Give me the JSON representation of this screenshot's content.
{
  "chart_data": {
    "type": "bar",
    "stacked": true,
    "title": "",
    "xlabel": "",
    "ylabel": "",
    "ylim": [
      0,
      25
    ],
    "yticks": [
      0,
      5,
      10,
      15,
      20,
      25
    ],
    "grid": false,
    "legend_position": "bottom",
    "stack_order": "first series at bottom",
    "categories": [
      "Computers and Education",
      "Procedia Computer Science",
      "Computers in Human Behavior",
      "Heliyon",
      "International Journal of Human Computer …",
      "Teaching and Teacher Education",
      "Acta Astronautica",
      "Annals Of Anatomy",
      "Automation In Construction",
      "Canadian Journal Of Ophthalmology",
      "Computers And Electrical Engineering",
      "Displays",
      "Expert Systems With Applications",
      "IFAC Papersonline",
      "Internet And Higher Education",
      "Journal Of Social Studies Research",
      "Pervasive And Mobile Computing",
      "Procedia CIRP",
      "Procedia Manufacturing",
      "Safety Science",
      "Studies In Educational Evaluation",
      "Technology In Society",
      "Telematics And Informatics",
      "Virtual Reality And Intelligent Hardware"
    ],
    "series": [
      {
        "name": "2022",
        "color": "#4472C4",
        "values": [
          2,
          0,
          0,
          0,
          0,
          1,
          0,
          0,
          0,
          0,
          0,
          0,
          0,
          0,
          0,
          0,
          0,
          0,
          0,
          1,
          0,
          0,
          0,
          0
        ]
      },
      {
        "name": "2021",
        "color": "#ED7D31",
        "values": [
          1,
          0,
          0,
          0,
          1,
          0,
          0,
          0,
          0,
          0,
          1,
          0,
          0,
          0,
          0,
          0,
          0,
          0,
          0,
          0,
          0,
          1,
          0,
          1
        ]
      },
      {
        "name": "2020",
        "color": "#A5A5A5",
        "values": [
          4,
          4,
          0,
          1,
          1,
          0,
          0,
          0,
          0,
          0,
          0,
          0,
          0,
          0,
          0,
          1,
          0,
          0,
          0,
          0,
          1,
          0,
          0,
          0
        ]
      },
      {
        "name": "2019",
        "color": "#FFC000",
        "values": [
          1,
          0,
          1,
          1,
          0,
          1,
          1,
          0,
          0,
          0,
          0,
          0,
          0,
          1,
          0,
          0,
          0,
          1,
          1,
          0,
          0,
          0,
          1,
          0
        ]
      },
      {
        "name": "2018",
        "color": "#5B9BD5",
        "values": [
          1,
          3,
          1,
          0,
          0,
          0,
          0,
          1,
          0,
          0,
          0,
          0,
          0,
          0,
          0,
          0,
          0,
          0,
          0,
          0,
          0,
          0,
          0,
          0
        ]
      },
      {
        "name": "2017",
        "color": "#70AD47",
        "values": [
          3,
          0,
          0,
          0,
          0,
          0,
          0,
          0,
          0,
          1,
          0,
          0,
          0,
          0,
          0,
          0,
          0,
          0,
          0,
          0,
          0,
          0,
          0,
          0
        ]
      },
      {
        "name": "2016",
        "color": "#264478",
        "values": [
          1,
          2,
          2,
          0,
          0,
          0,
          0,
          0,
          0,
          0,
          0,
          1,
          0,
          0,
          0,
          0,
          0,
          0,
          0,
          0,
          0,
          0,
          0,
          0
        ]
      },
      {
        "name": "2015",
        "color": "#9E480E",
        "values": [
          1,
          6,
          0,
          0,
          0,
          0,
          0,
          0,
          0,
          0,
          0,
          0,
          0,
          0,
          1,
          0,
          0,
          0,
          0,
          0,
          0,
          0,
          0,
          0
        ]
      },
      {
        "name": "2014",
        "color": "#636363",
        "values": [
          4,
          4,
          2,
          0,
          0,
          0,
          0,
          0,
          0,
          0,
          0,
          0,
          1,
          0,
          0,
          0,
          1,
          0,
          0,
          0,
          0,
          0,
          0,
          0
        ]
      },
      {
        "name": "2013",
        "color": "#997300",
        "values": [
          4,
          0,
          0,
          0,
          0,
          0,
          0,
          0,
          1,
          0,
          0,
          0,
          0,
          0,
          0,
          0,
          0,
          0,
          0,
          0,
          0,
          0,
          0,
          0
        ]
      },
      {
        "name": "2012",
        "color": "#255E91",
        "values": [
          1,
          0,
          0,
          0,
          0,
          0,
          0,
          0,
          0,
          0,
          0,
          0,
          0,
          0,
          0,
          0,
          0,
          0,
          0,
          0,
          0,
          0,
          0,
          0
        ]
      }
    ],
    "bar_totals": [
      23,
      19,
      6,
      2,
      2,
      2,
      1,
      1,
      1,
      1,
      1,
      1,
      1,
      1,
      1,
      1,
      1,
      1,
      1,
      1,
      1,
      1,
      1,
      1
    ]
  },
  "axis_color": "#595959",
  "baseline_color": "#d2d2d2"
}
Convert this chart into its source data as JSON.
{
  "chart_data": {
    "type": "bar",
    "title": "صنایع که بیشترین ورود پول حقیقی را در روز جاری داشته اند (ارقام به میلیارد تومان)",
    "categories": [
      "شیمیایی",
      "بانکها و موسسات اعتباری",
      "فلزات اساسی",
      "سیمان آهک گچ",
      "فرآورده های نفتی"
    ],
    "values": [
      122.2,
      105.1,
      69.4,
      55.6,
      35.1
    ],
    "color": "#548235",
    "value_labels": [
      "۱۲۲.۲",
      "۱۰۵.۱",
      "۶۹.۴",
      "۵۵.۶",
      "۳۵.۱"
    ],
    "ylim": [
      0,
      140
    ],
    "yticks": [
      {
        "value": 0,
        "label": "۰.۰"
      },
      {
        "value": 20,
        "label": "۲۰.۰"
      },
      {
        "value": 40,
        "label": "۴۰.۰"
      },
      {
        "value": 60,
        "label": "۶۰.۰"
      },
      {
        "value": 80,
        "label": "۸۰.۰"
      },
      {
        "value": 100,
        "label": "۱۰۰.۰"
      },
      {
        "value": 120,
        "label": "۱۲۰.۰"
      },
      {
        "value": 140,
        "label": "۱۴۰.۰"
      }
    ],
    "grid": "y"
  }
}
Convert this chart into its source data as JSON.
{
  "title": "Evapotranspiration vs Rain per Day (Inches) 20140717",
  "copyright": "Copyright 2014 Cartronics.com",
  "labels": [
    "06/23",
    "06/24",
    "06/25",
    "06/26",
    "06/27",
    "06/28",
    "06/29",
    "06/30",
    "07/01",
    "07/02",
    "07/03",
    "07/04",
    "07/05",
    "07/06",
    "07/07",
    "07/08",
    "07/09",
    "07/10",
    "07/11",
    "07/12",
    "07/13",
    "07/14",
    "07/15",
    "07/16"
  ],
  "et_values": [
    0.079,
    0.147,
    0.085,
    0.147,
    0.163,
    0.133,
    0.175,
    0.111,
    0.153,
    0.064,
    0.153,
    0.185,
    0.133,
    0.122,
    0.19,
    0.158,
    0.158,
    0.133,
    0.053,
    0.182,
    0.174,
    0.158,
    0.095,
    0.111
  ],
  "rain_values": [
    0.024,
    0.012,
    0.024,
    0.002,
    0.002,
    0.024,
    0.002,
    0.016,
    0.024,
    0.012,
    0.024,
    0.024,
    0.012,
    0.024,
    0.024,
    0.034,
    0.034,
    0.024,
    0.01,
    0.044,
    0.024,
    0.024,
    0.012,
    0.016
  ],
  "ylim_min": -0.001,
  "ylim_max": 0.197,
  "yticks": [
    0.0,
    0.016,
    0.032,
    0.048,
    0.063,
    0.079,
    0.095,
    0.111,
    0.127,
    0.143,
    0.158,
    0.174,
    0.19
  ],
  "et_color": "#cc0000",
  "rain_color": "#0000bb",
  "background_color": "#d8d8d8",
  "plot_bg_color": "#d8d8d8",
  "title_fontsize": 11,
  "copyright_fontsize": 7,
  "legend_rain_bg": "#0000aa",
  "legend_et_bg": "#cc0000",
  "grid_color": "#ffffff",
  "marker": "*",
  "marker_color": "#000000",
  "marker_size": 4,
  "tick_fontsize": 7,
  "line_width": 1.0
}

What needs to be done | Point out every line holding the string "Studies" and copy it.

Answer below |
      "Journal Of Social Studies Research",
      "Studies In Educational Evaluation",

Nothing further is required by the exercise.